Begin
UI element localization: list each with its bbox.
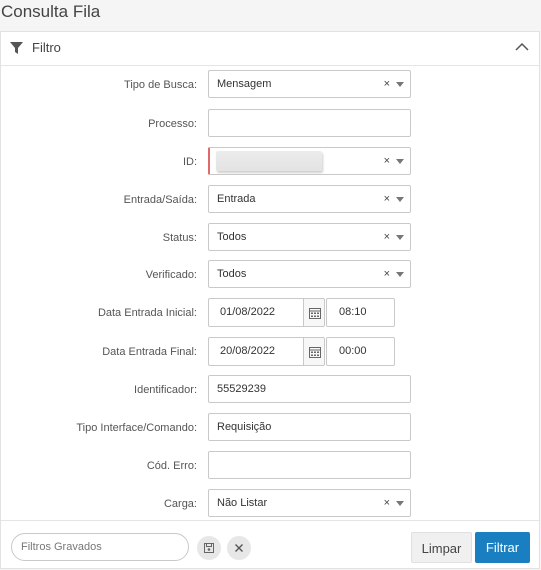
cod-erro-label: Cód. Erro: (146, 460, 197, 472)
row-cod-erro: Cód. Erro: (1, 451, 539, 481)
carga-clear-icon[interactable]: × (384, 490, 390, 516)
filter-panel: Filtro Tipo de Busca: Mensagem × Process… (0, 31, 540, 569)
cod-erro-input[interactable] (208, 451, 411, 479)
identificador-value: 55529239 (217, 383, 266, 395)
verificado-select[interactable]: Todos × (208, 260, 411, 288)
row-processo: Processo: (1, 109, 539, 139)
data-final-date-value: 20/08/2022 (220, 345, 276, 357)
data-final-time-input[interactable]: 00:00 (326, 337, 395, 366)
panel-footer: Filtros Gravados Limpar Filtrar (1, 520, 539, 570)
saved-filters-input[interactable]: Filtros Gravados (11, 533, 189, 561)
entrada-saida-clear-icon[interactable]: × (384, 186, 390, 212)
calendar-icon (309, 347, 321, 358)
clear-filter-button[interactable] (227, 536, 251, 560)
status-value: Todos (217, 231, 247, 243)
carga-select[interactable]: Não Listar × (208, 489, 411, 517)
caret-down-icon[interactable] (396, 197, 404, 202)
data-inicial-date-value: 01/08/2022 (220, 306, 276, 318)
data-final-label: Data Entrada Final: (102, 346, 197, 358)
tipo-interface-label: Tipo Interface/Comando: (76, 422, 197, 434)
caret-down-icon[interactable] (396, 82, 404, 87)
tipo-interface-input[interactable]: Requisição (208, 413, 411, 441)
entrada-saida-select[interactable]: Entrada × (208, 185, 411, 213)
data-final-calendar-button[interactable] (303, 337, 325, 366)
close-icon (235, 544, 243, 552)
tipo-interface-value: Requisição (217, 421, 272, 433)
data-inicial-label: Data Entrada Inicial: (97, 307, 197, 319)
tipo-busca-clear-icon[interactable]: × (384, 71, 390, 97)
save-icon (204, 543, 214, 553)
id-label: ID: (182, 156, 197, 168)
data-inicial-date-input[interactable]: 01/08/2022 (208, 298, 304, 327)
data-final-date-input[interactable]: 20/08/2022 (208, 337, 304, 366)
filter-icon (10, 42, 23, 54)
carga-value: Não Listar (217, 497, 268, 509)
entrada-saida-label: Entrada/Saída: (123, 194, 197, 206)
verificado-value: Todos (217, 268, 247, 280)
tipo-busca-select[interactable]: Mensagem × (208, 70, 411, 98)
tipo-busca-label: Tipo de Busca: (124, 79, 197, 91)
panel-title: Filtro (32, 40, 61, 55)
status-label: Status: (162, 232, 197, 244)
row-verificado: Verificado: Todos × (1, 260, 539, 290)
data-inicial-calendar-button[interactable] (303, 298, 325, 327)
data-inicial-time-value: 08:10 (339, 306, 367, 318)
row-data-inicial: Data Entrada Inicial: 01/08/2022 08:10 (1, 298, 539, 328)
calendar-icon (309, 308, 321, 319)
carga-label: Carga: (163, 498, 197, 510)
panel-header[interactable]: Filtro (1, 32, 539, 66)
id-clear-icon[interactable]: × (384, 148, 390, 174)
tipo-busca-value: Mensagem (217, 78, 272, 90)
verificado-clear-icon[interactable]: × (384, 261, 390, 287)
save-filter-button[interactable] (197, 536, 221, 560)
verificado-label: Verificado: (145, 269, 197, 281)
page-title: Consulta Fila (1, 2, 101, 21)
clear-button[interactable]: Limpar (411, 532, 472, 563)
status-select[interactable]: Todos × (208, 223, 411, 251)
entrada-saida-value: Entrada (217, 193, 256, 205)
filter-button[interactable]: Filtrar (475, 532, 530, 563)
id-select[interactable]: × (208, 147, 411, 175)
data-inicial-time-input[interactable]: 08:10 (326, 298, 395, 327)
End
■ Requirements ■
Reproduce word for word the part of the records that opens with the line containing "cod-erro-label: Cód. Erro: (146, 460, 197, 472)" and closes with the line containing "entrada-saida-clear-icon[interactable]: × (384, 186, 390, 212)".

■ Reply ■
cod-erro-label: Cód. Erro: (146, 460, 197, 472)
row-cod-erro: Cód. Erro: (1, 451, 539, 481)
carga-clear-icon[interactable]: × (384, 490, 390, 516)
filter-panel: Filtro Tipo de Busca: Mensagem × Process… (0, 31, 540, 569)
cod-erro-input[interactable] (208, 451, 411, 479)
identificador-value: 55529239 (217, 383, 266, 395)
verificado-select[interactable]: Todos × (208, 260, 411, 288)
row-processo: Processo: (1, 109, 539, 139)
data-final-date-value: 20/08/2022 (220, 345, 276, 357)
data-final-time-input[interactable]: 00:00 (326, 337, 395, 366)
panel-footer: Filtros Gravados Limpar Filtrar (1, 520, 539, 570)
saved-filters-input[interactable]: Filtros Gravados (11, 533, 189, 561)
entrada-saida-clear-icon[interactable]: × (384, 186, 390, 212)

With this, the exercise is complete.